* **ЧТО СДЕЛАТЬ**:
1/ Судя по тексту о конференциях против терроризма в соцсетях, в какой стране проходит конференция «Терроризм и социальные медиа»?
2/ Повторите без изменений отрывок из текста о конференциях против терроризма в соцсетях: он начинается со слов, где есть «На этой конференции», и заканчивается словами «призывов и т.п.».

___ ТЕКСТ ДЛЯ ЧТЕНИЯ

Регулярно проводятся как тематические, так и общие конференции по вопросам противодействия терроризму в социальных сетях, в частности конференция «Терроризм и социальные медиа». На упомянутую конференцию в Великобритании обычно приглашают представителей государственных агентств по борьбе с терроризмом, безопасности, разведке и контрразведке, менеджеров и владельцев социальных сетей, ведущих научных работников и аналитиков со всего мира.
В этом году, вероятно, в связи с рядом скандалов и расследований, не только «делом Скрипалей», но и «делом Боинга», и вмешательством в выборы в нескольких странах, и многочисленными атаками на информационные системы государственных и международных агентств, туда не пригласили никого, кто имел связи с Россией, что является показательным фактом.
На этой конференции обсудили много вопросов: как уже полученные результаты исследований, так и новые концепции в области борьбы с терроризмом и экстремизмом в виртуальной среде. В частности, новое развитие приобрели методы анализа поведения сетевых сообществ, предложены темы для изучения радикализации субкультур, обсуждены новые зафиксированные особенности распространения радикальных призывов и т.п.

______
___ РАБОЧИЕ ДАННЫЕ

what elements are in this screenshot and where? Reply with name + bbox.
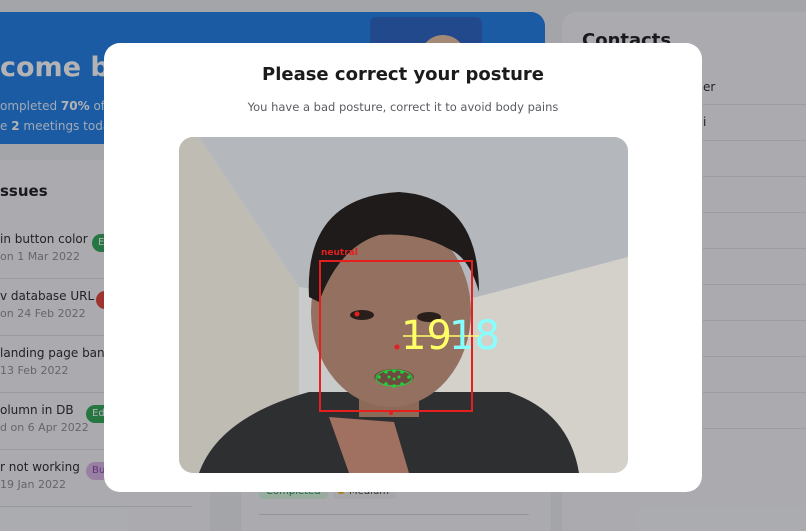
overlay-number: 18	[449, 313, 500, 359]
camera-feed: neutral 19 18	[179, 137, 628, 473]
overlay-number: 19	[401, 313, 452, 359]
modal-subtitle: You have a bad posture, correct it to av…	[247, 100, 559, 114]
posture-modal: Please correct your posture You have a b…	[104, 43, 702, 492]
emotion-label: neutral	[321, 248, 358, 258]
modal-title: Please correct your posture	[262, 64, 544, 85]
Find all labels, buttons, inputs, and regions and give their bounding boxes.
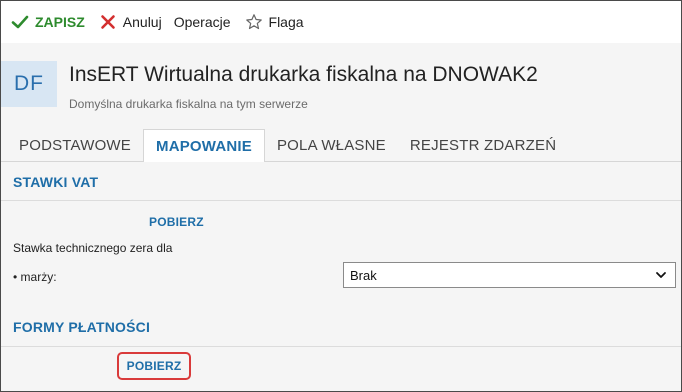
tab-rejestr-zdarzen[interactable]: REJESTR ZDARZEŃ [398,129,568,161]
chevron-down-icon [656,272,666,278]
toolbar: ZAPISZ Anuluj Operacje Flaga [1,1,681,43]
cancel-button[interactable]: Anuluj [99,13,162,31]
avatar: DF [1,61,57,107]
flag-label: Flaga [268,14,304,30]
cancel-label: Anuluj [122,14,162,30]
tab-pola-wlasne[interactable]: POLA WŁASNE [265,129,398,161]
tab-podstawowe[interactable]: PODSTAWOWE [1,129,143,161]
divider [1,200,681,201]
mapping-panel: STAWKI VAT POBIERZ Stawka technicznego z… [1,162,681,391]
page-title: InsERT Wirtualna drukarka fiskalna na DN… [69,63,538,86]
save-button[interactable]: ZAPISZ [11,13,85,31]
star-icon [245,14,262,30]
highlight-frame: POBIERZ [117,352,191,380]
close-icon [100,15,115,29]
operations-button[interactable]: Operacje [174,14,231,30]
zero-rate-label: Stawka technicznego zera dla [13,241,173,255]
tab-mapowanie[interactable]: MAPOWANIE [143,129,265,162]
save-label: ZAPISZ [35,14,85,30]
divider [1,346,681,347]
margin-label: • marży: [13,270,57,284]
payment-fetch-button[interactable]: POBIERZ [127,359,182,373]
operations-label: Operacje [173,14,231,30]
record-header: DF InsERT Wirtualna drukarka fiskalna na… [1,43,681,129]
margin-select[interactable]: Brak [343,262,676,288]
page-subtitle: Domyślna drukarka fiskalna na tym serwer… [69,97,308,111]
window: ZAPISZ Anuluj Operacje Flaga DF InsERT W… [0,0,682,392]
checkmark-icon [11,15,29,29]
vat-fetch-button[interactable]: POBIERZ [149,215,204,229]
vat-section-title: STAWKI VAT [13,174,99,190]
payment-section-title: FORMY PŁATNOŚCI [13,319,151,335]
margin-select-value: Brak [350,267,377,283]
tab-bar: PODSTAWOWE MAPOWANIE POLA WŁASNE REJESTR… [1,129,681,162]
flag-button[interactable]: Flaga [245,13,304,31]
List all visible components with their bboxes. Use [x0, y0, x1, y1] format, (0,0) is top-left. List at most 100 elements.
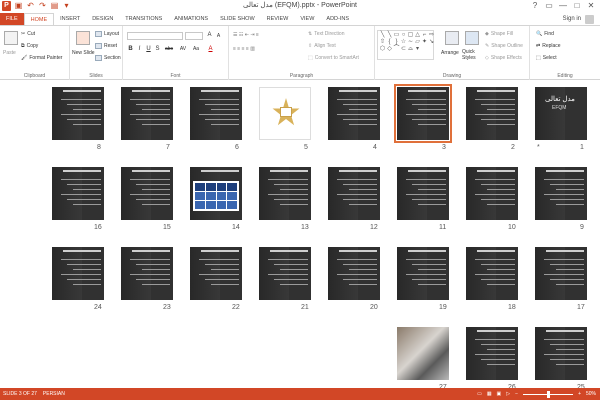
shape-icon[interactable]: ⊂ — [400, 46, 407, 53]
slide-thumbnail-7[interactable] — [121, 87, 173, 140]
rectangle-shape-icon[interactable]: ▢ — [407, 32, 414, 39]
text-direction-button[interactable]: ⇅ Text Direction — [308, 31, 345, 37]
new-slide-icon[interactable] — [76, 31, 90, 45]
section-button[interactable]: Section — [95, 55, 121, 61]
slide-thumbnail-2[interactable] — [466, 87, 518, 140]
arrange-icon[interactable] — [445, 31, 459, 45]
tab-add-ins[interactable]: ADD-INS — [320, 13, 355, 25]
tab-transitions[interactable]: TRANSITIONS — [119, 13, 168, 25]
convert-smartart-button[interactable]: ⬚ Convert to SmartArt — [308, 55, 359, 61]
slide-thumbnail-27[interactable] — [397, 327, 449, 380]
slide-thumbnail-8[interactable] — [52, 87, 104, 140]
oval-shape-icon[interactable]: ○ — [400, 32, 407, 39]
slide-thumbnail-18[interactable] — [466, 247, 518, 300]
slide-thumbnail-22[interactable] — [190, 247, 242, 300]
slide-thumbnail-13[interactable] — [259, 167, 311, 220]
star-shape-icon[interactable]: ✦ — [421, 39, 428, 46]
sign-in-label[interactable]: Sign in — [563, 13, 581, 25]
slide-thumbnail-5[interactable] — [259, 87, 311, 140]
find-button[interactable]: 🔍 Find — [536, 31, 554, 37]
replace-button[interactable]: ⇄ Replace — [536, 43, 561, 49]
tab-home[interactable]: HOME — [23, 13, 55, 25]
slide-thumbnail-23[interactable] — [121, 247, 173, 300]
slide-thumbnail-26[interactable] — [466, 327, 518, 380]
paste-icon[interactable] — [4, 31, 18, 45]
character-spacing-button[interactable]: AV — [178, 46, 188, 52]
rectangle-shape-icon[interactable]: ▭ — [393, 32, 400, 39]
slide-thumbnail-12[interactable] — [328, 167, 380, 220]
ribbon-display-options-icon[interactable]: ▭ — [542, 0, 556, 12]
shape-icon[interactable]: ⌒ — [393, 46, 400, 53]
alignment-buttons[interactable]: ≡ ≡ ≡ ≡ ▥ — [233, 46, 255, 52]
bullets-button[interactable]: ☰ ☷ ⇤ ⇥ ≡ — [233, 32, 259, 38]
cut-button[interactable]: ✂ Cut — [21, 31, 35, 37]
slide-thumbnail-3[interactable] — [394, 84, 452, 143]
change-case-button[interactable]: Aa — [191, 46, 201, 52]
align-text-button[interactable]: ⇳ Align Text — [308, 43, 336, 49]
minimize-icon[interactable]: — — [556, 0, 570, 12]
zoom-slider[interactable] — [523, 390, 574, 398]
format-painter-button[interactable]: 🖌 Format Painter — [21, 55, 62, 61]
line-shape-icon[interactable]: ⌐ — [421, 32, 428, 39]
line-shape-icon[interactable]: ╲ — [379, 32, 386, 39]
shape-fill-button[interactable]: ◆ Shape Fill — [485, 31, 513, 37]
shrink-font-button[interactable]: A — [215, 33, 222, 39]
normal-view-icon[interactable]: ▭ — [477, 388, 482, 400]
star-shape-icon[interactable]: ☆ — [400, 39, 407, 46]
underline-button[interactable]: U — [145, 46, 152, 52]
callout-shape-icon[interactable]: ▱ — [414, 39, 421, 46]
arrow-shape-icon[interactable]: ⇨ — [428, 32, 435, 39]
slide-thumbnail-16[interactable] — [52, 167, 104, 220]
slide-thumbnail-25[interactable] — [535, 327, 587, 380]
avatar[interactable] — [585, 14, 594, 24]
tab-insert[interactable]: INSERT — [54, 13, 86, 25]
slide-show-view-icon[interactable]: ▷ — [506, 388, 510, 400]
select-button[interactable]: ⬚ Select — [536, 55, 557, 61]
quick-styles-button[interactable]: Quick Styles — [462, 49, 480, 61]
language-indicator[interactable]: PERSIAN — [43, 388, 65, 400]
arrow-shape-icon[interactable]: ⇧ — [379, 39, 386, 46]
paste-button[interactable]: Paste — [3, 50, 16, 56]
font-size-combo[interactable] — [185, 32, 203, 40]
slide-thumbnail-19[interactable] — [397, 247, 449, 300]
diamond-shape-icon[interactable]: ◇ — [386, 46, 393, 53]
tab-view[interactable]: VIEW — [294, 13, 320, 25]
layout-button[interactable]: Layout — [95, 31, 119, 37]
slide-thumbnail-10[interactable] — [466, 167, 518, 220]
shape-icon[interactable]: ⌓ — [407, 46, 414, 53]
tab-review[interactable]: REVIEW — [261, 13, 295, 25]
shape-effects-button[interactable]: ◇ Shape Effects — [485, 55, 522, 61]
arrow-shape-icon[interactable]: ↘ — [428, 39, 435, 46]
grow-font-button[interactable]: A — [206, 32, 213, 38]
bracket-shape-icon[interactable]: } — [393, 39, 400, 46]
shapes-gallery[interactable]: ╲ ╲ ▭ ○ ▢ △ ⌐ ⇨ ⇧{} ☆ ∼ ▱ ✦ ↘ ⬡ ◇ ⌒ ⊂ ⌓ ▾ — [377, 30, 434, 60]
slide-thumbnail-15[interactable] — [121, 167, 173, 220]
arrange-button[interactable]: Arrange — [441, 50, 459, 56]
more-shapes-icon[interactable]: ▾ — [414, 46, 421, 53]
font-name-combo[interactable] — [127, 32, 183, 40]
maximize-icon[interactable]: □ — [570, 0, 584, 12]
shadow-button[interactable]: S — [154, 46, 161, 52]
animation-marker-icon[interactable]: * — [537, 144, 540, 151]
help-icon[interactable]: ? — [528, 0, 542, 12]
close-icon[interactable]: ✕ — [584, 0, 598, 12]
reading-view-icon[interactable]: ▣ — [497, 388, 502, 400]
slide-thumbnail-20[interactable] — [328, 247, 380, 300]
copy-button[interactable]: ⧉ Copy — [21, 43, 38, 49]
slide-thumbnail-4[interactable] — [328, 87, 380, 140]
slide-thumbnail-21[interactable] — [259, 247, 311, 300]
sign-in[interactable]: Sign in — [563, 13, 594, 25]
italic-button[interactable]: I — [136, 46, 143, 52]
slide-thumbnail-11[interactable] — [397, 167, 449, 220]
slide-thumbnail-24[interactable] — [52, 247, 104, 300]
tab-file[interactable]: FILE — [0, 13, 24, 25]
new-slide-button[interactable]: New Slide — [72, 50, 96, 56]
hexagon-shape-icon[interactable]: ⬡ — [379, 46, 386, 53]
slide-sorter-view-icon[interactable]: ▦ — [487, 388, 492, 400]
curve-shape-icon[interactable]: ∼ — [407, 39, 414, 46]
bracket-shape-icon[interactable]: { — [386, 39, 393, 46]
reset-button[interactable]: Reset — [95, 43, 117, 49]
slide-thumbnail-1[interactable]: مدل تعالی EFQM — [535, 87, 587, 140]
zoom-in-icon[interactable]: + — [578, 388, 581, 400]
tab-slide-show[interactable]: SLIDE SHOW — [214, 13, 261, 25]
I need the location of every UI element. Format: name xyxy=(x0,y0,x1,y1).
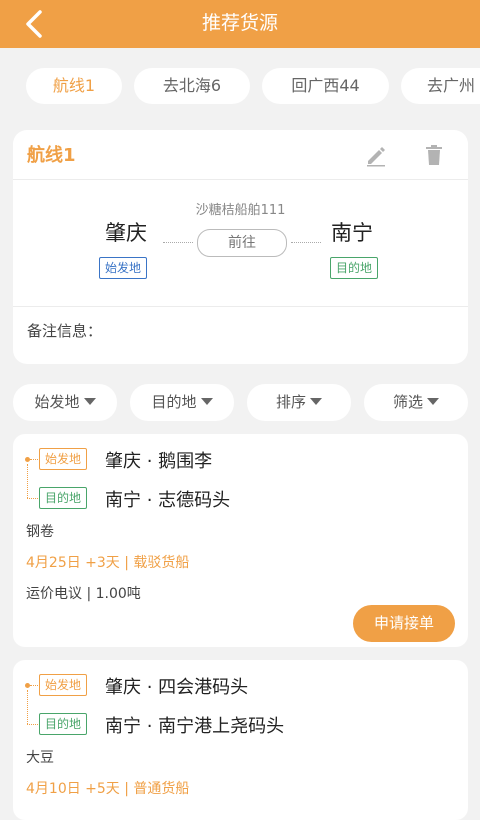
watermark-text: 仍玩游戏 xyxy=(352,743,444,769)
divider xyxy=(13,179,468,180)
filter-label: 筛选 xyxy=(392,393,423,411)
filter-screen[interactable]: 筛选 xyxy=(364,384,468,421)
destination-tag: 目的地 xyxy=(330,257,379,279)
tab-route-3[interactable]: 回广西44 xyxy=(262,68,389,104)
destination-tag: 目的地 xyxy=(39,713,88,735)
route-connector xyxy=(30,459,38,460)
origin-city: 肇庆 xyxy=(105,221,147,245)
top-bar: 推荐货源 xyxy=(0,0,480,48)
apply-order-button[interactable]: 申请接单 xyxy=(353,605,455,642)
origin-tag: 始发地 xyxy=(99,257,148,279)
origin-place: 肇庆 · 鹅围李 xyxy=(105,451,213,472)
watermark-subtext: Rengwan Games xyxy=(356,766,441,777)
route-card: 航线1 沙糖桔船舶111 肇庆 前往 南宁 始发地 目的地 备注信息： xyxy=(13,130,468,364)
route-name: 航线1 xyxy=(27,145,76,166)
destination-place: 南宁 · 志德码头 xyxy=(105,490,231,511)
note-label: 备注信息： xyxy=(27,322,103,340)
pencil-icon xyxy=(367,147,385,167)
origin-tag: 始发地 xyxy=(39,448,88,470)
route-connector xyxy=(30,685,38,686)
filter-sort[interactable]: 排序 xyxy=(247,384,351,421)
tab-route-4[interactable]: 去广州 xyxy=(401,68,480,104)
caret-down-icon xyxy=(83,398,96,405)
origin-place: 肇庆 · 四会港码头 xyxy=(105,677,249,698)
price-info: 运价电议 | 1.00吨 xyxy=(26,586,141,602)
cargo-type: 钢卷 xyxy=(26,524,54,540)
caret-down-icon xyxy=(200,398,213,405)
dotted-line xyxy=(291,242,321,243)
route-connector xyxy=(27,724,38,725)
origin-tag: 始发地 xyxy=(39,674,88,696)
caret-down-icon xyxy=(427,398,439,405)
trash-icon xyxy=(426,145,442,165)
destination-city: 南宁 xyxy=(331,221,373,245)
watermark-logo-icon xyxy=(306,740,346,778)
tab-route-2[interactable]: 去北海6 xyxy=(134,68,250,104)
ship-name: 沙糖桔船舶111 xyxy=(195,203,286,218)
edit-button[interactable] xyxy=(363,142,389,168)
cargo-listing[interactable]: 始发地 肇庆 · 鹅围李 目的地 南宁 · 志德码头 钢卷 4月25日 +3天 … xyxy=(13,434,468,647)
destination-place: 南宁 · 南宁港上尧码头 xyxy=(105,716,285,737)
destination-tag: 目的地 xyxy=(39,487,88,509)
route-connector xyxy=(27,464,28,498)
filter-bar: 始发地 目的地 排序 筛选 xyxy=(0,384,480,422)
filter-destination[interactable]: 目的地 xyxy=(130,384,234,421)
date-info: 4月10日 +5天 | 普通货船 xyxy=(26,781,190,797)
dotted-line xyxy=(163,242,193,243)
filter-label: 排序 xyxy=(275,393,306,411)
date-info: 4月25日 +3天 | 载驳货船 xyxy=(26,555,190,571)
route-connector xyxy=(27,498,38,499)
divider xyxy=(13,306,468,307)
filter-label: 始发地 xyxy=(34,393,80,411)
route-connector xyxy=(27,690,28,724)
filter-origin[interactable]: 始发地 xyxy=(13,384,117,421)
page-title: 推荐货源 xyxy=(201,12,278,34)
delete-button[interactable] xyxy=(421,142,447,168)
tab-route-1[interactable]: 航线1 xyxy=(26,68,122,104)
filter-label: 目的地 xyxy=(151,393,197,411)
cargo-type: 大豆 xyxy=(26,750,54,766)
caret-down-icon xyxy=(310,398,322,405)
watermark: 仍玩游戏 Rengwan Games xyxy=(304,732,474,782)
go-button[interactable]: 前往 xyxy=(197,229,287,257)
route-tabs: 航线1 去北海6 回广西44 去广州 xyxy=(0,48,480,122)
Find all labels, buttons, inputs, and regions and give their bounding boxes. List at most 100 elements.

______

* **ОТВЕТЫ**:
1/ В Великобритании.

2/
На этой конференции обсудили много вопросов: как уже полученные результаты исследований, так и новые концепции в области борьбы с терроризмом и экстремизмом в виртуальной среде. В частности, новое развитие приобрели методы анализа поведения сетевых сообществ, предложены темы для изучения радикализации субкультур, обсуждены новые зафиксированные особенности распространения радикальных призывов и т.п.